→ **FRAGMENTO**:
La gran carta con la que ha jugado la editora es la sensación de velocidad, pero debemos decir que lo ha hecho con maestría y con un resultado más que excepcional. El aspecto gráfico de la entrega no flaquea por ningún lado. No sólo es acorde a los juegos de su generación sino que en muchos sentidos los supera y con creces. Desde el momento que lo arrancamos y podemos ver algún video “in-game” nos damos cuenta de la potencia que alberga el motor de Criterion.
El juego utiliza la técnica “motion-blur” de una manera excepcional para dar una sensación de desenfoque creado por las velocidades trepidantes. Eso evita que una sola captura del juego pueda hacerle justicia ya que es toda la animación la que nos deja boquiabiertos. Pero no penséis que se limita a hacer sólo eso ya que los efectos de partículas empleados en los choques o los momentos en los que rozaremos con otro contrincante o la misma pared son majestuosos. La cantidad de chispas, trozos de nuestro coche o llamas que veremos aparecer durante la carrera son de una calidad tremenda. Podremos casi oler o sentir físicamente los objetos desprendidos por la brutal paliza que recibirán nuestros autos.

Datos de detección de la estructura de documentos:
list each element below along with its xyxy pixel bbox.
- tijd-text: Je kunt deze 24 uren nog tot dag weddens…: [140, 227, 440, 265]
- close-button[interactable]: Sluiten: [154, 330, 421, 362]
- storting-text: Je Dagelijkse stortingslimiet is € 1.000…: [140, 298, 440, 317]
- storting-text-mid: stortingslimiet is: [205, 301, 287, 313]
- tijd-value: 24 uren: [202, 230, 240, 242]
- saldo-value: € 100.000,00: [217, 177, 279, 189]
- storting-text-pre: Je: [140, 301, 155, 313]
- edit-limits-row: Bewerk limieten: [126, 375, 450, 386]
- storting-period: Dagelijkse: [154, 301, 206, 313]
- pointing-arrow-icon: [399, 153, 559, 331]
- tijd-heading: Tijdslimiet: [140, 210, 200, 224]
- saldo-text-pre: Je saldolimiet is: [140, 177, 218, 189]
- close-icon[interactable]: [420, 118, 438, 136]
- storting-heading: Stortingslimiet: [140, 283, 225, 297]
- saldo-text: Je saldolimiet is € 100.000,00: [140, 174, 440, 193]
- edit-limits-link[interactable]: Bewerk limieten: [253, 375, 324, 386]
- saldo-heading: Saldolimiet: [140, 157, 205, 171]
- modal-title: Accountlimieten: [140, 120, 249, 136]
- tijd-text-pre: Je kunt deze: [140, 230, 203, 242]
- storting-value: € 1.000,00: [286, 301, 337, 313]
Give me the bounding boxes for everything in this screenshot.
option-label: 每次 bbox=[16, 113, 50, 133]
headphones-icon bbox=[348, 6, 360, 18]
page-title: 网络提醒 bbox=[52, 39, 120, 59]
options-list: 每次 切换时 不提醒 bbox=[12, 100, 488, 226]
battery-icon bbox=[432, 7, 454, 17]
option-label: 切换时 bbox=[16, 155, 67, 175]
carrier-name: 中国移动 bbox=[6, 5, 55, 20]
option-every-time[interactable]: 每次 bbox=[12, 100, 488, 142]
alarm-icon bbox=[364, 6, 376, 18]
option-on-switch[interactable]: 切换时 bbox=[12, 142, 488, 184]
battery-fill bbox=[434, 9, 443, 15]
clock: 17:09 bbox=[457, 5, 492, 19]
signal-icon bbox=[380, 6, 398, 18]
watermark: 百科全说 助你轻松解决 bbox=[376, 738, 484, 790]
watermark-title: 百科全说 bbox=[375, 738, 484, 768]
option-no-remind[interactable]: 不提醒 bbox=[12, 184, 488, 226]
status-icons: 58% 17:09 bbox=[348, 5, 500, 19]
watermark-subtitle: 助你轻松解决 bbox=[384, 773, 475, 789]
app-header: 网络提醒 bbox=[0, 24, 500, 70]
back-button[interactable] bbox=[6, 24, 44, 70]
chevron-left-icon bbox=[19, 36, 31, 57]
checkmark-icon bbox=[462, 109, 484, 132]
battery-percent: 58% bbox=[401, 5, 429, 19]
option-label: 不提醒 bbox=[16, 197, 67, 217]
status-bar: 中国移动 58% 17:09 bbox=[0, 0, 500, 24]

→ **EJERCICIO A**:
Según la reseña del juego de carreras, ¿por qué una sola captura del juego no puede hacerle justicia? Responde en una a tres oraciones.
→ **EJERCICIO B**:
Reescribe el tramo de la reseña del juego de carreras que va desde "El juego utiliza" hasta "recibirán nuestros autos.", cambiando "chispas" por "destellos".
→ **EJERCICIO C**:
Prolonga la reseña del juego de carreras a partir del punto en que termina.

→ **RESPUESTA A**:
Una sola captura no le hace justicia porque lo que deja boquiabierto es toda la animación. El juego usa la técnica "motion-blur" para crear una sensación de desenfoque a velocidades trepidantes, y ese efecto no se aprecia en una imagen fija.

→ **RESPUESTA B**:
El juego utiliza la técnica “motion-blur” de una manera excepcional para dar una sensación de desenfoque creado por las velocidades trepidantes. Eso evita que una sola captura del juego pueda hacerle justicia ya que es toda la animación la que nos deja boquiabiertos. Pero no penséis que se limita a hacer sólo eso ya que los efectos de partículas empleados en los choques o los momentos en los que rozaremos con otro contrincante o la misma pared son majestuosos. La cantidad de destellos, trozos de nuestro coche o llamas que veremos aparecer durante la carrera son de una calidad tremenda. Podremos casi oler o sentir físicamente los objetos desprendidos por la brutal paliza que recibirán nuestros autos.

→ **RESPUESTA C**:
Las luces dinámicas empleadas en las carrocerías de los vehículos, en las explosiones, choques o el mismo asfalto son sobrecogedoras. La física de la que dispondrán los coches (tanto los nuestros como los de nuestros contrincantes y tráfico vario) así como la de los elementos que compondrán el atrezo del escenario es impresionante. Veremos cajas volar de la misma manera que nuestro coche muy acorde con el punto de impacto, velocidad o inercia. La cantidad de elementos que componen el escenario, sujetos a todo tipo de efectos de luces y sombras con una animación y física para quitarse el sombrero no impiden que el juego corra a una tasa de frames altísima. La sensación de velocidad no se ve empañada en ningún momento por un bajón de refresco, propio de muchos otros juegos de la misma clase en el momento en que en pantalla hay, por ejemplo, 10 coches. Todo un espectáculo para nuestros ojos.
En ambas versiones podemos ver una calidad gráfica tremenda, aunque en una comparación real de ambas consolas a la vez podemos ver una ligera mejoría en el detalle ofrecido por la gran X de Microsoft. La única pega (por llamarlo de alguna manera) que podemos encontrarle al juego es que los coches que podremos destrozar a nuestro antojo no pertenecerán al parqué automovilístico real. Es el pequeño precio que hay que pagar por ver volar todas y cada una de las piezas de nuestro bólido hasta hacernos apartar la cabeza de enfrente del televisor, por si nos dan.